▶ _EXERCISE TASK_
Go through the data below and gather each line containing "icon".

▶ _MATERIAL SUPPLIED_
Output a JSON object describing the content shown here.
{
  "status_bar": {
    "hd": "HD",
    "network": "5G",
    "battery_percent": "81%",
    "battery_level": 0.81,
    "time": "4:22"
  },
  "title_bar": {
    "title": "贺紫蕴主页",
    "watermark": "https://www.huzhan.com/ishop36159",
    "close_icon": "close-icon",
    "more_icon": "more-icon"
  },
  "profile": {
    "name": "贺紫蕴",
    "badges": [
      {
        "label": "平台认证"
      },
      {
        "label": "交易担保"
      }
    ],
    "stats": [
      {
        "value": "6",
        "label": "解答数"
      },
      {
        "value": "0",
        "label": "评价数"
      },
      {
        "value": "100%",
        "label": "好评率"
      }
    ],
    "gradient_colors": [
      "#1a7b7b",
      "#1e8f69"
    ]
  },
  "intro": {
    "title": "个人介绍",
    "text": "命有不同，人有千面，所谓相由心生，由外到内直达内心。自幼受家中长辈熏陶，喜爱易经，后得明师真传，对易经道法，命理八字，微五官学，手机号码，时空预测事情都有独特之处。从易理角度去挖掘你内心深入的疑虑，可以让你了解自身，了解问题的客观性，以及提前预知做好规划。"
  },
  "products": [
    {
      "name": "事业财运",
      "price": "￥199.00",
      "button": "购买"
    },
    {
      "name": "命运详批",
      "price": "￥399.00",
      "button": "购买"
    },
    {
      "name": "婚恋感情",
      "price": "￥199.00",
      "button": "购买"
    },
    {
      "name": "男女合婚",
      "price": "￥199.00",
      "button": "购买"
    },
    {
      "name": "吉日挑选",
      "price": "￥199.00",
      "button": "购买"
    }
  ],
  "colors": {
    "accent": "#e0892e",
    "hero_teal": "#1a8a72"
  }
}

▶ _SOLVED EXERCISE_
    "close_icon": "close-icon",
    "more_icon": "more-icon"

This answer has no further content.